_Data provided:_
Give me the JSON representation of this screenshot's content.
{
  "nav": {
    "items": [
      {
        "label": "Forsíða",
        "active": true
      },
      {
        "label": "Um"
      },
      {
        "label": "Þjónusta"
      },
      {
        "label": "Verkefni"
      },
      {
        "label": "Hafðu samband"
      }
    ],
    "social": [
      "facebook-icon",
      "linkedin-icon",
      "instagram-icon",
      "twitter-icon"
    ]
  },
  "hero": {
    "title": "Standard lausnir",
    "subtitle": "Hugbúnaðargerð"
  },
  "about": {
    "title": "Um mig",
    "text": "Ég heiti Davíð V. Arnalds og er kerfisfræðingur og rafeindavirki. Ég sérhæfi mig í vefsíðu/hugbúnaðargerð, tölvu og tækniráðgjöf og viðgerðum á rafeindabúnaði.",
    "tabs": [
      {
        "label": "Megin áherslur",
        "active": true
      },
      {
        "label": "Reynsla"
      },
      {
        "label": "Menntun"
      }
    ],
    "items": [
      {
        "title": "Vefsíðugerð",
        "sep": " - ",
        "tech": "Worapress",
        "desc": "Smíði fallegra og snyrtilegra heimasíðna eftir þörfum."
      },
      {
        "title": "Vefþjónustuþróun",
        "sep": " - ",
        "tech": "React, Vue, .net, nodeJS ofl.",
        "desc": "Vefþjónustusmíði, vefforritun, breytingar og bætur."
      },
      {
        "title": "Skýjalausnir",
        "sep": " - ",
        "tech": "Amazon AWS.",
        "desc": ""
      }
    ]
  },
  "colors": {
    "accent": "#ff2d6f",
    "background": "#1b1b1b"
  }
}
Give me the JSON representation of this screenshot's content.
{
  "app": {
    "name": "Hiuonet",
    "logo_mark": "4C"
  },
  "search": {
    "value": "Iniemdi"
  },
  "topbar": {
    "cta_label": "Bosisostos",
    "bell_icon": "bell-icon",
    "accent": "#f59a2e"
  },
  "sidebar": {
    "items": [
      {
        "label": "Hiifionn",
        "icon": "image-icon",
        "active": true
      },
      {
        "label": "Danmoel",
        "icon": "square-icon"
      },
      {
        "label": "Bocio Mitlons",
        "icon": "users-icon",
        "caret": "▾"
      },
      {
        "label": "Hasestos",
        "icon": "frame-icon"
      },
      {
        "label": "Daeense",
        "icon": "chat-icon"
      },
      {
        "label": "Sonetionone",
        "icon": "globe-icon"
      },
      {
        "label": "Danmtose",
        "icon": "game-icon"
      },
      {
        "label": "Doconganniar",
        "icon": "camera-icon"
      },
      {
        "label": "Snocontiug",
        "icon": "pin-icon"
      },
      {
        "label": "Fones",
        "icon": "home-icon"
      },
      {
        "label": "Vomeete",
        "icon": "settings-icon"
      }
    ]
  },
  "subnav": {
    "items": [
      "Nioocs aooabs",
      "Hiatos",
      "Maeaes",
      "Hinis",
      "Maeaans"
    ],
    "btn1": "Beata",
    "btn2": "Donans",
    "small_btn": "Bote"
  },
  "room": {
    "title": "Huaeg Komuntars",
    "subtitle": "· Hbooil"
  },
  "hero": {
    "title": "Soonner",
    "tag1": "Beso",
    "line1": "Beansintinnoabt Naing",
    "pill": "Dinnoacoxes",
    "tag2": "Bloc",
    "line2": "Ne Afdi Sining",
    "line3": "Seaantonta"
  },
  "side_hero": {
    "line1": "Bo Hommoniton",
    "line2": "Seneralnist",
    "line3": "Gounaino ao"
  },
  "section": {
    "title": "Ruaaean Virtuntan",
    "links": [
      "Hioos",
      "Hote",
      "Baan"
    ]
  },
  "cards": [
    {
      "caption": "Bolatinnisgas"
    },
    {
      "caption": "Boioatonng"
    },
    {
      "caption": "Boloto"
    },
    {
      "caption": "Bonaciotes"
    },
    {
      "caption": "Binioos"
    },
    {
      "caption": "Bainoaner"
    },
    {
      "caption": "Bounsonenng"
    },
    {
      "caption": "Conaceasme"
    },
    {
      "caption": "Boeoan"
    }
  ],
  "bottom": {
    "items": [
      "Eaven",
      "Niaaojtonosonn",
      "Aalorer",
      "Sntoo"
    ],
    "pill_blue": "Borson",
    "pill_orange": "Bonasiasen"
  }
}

_Objective:_
Quote each line above in full, word for word.

_Solution to this task:_
Give me the JSON representation of this screenshot's content.
{
  "nav": {
    "items": [
      {
        "label": "Forsíða",
        "active": true
      },
      {
        "label": "Um"
      },
      {
        "label": "Þjónusta"
      },
      {
        "label": "Verkefni"
      },
      {
        "label": "Hafðu samband"
      }
    ],
    "social": [
      "facebook-icon",
      "linkedin-icon",
      "instagram-icon",
      "twitter-icon"
    ]
  },
  "hero": {
    "title": "Standard lausnir",
    "subtitle": "Hugbúnaðargerð"
  },
  "about": {
    "title": "Um mig",
    "text": "Ég heiti Davíð V. Arnalds og er kerfisfræðingur og rafeindavirki. Ég sérhæfi mig í vefsíðu/hugbúnaðargerð, tölvu og tækniráðgjöf og viðgerðum á rafeindabúnaði.",
    "tabs": [
      {
        "label": "Megin áherslur",
        "active": true
      },
      {
        "label": "Reynsla"
      },
      {
        "label": "Menntun"
      }
    ],
    "items": [
      {
        "title": "Vefsíðugerð",
        "sep": " - ",
        "tech": "Worapress",
        "desc": "Smíði fallegra og snyrtilegra heimasíðna eftir þörfum."
      },
      {
        "title": "Vefþjónustuþróun",
        "sep": " - ",
        "tech": "React, Vue, .net, nodeJS ofl.",
        "desc": "Vefþjónustusmíði, vefforritun, breytingar og bætur."
      },
      {
        "title": "Skýjalausnir",
        "sep": " - ",
        "tech": "Amazon AWS.",
        "desc": ""
      }
    ]
  },
  "colors": {
    "accent": "#ff2d6f",
    "background": "#1b1b1b"
  }
}
Give me the JSON representation of this screenshot's content.
{
  "app": {
    "name": "Hiuonet",
    "logo_mark": "4C"
  },
  "search": {
    "value": "Iniemdi"
  },
  "topbar": {
    "cta_label": "Bosisostos",
    "bell_icon": "bell-icon",
    "accent": "#f59a2e"
  },
  "sidebar": {
    "items": [
      {
        "label": "Hiifionn",
        "icon": "image-icon",
        "active": true
      },
      {
        "label": "Danmoel",
        "icon": "square-icon"
      },
      {
        "label": "Bocio Mitlons",
        "icon": "users-icon",
        "caret": "▾"
      },
      {
        "label": "Hasestos",
        "icon": "frame-icon"
      },
      {
        "label": "Daeense",
        "icon": "chat-icon"
      },
      {
        "label": "Sonetionone",
        "icon": "globe-icon"
      },
      {
        "label": "Danmtose",
        "icon": "game-icon"
      },
      {
        "label": "Doconganniar",
        "icon": "camera-icon"
      },
      {
        "label": "Snocontiug",
        "icon": "pin-icon"
      },
      {
        "label": "Fones",
        "icon": "home-icon"
      },
      {
        "label": "Vomeete",
        "icon": "settings-icon"
      }
    ]
  },
  "subnav": {
    "items": [
      "Nioocs aooabs",
      "Hiatos",
      "Maeaes",
      "Hinis",
      "Maeaans"
    ],
    "btn1": "Beata",
    "btn2": "Donans",
    "small_btn": "Bote"
  },
  "room": {
    "title": "Huaeg Komuntars",
    "subtitle": "· Hbooil"
  },
  "hero": {
    "title": "Soonner",
    "tag1": "Beso",
    "line1": "Beansintinnoabt Naing",
    "pill": "Dinnoacoxes",
    "tag2": "Bloc",
    "line2": "Ne Afdi Sining",
    "line3": "Seaantonta"
  },
  "side_hero": {
    "line1": "Bo Hommoniton",
    "line2": "Seneralnist",
    "line3": "Gounaino ao"
  },
  "section": {
    "title": "Ruaaean Virtuntan",
    "links": [
      "Hioos",
      "Hote",
      "Baan"
    ]
  },
  "cards": [
    {
      "caption": "Bolatinnisgas"
    },
    {
      "caption": "Boioatonng"
    },
    {
      "caption": "Boloto"
    },
    {
      "caption": "Bonaciotes"
    },
    {
      "caption": "Binioos"
    },
    {
      "caption": "Bainoaner"
    },
    {
      "caption": "Bounsonenng"
    },
    {
      "caption": "Conaceasme"
    },
    {
      "caption": "Boeoan"
    }
  ],
  "bottom": {
    "items": [
      "Eaven",
      "Niaaojtonosonn",
      "Aalorer",
      "Sntoo"
    ],
    "pill_blue": "Borson",
    "pill_orange": "Bonasiasen"
  }
}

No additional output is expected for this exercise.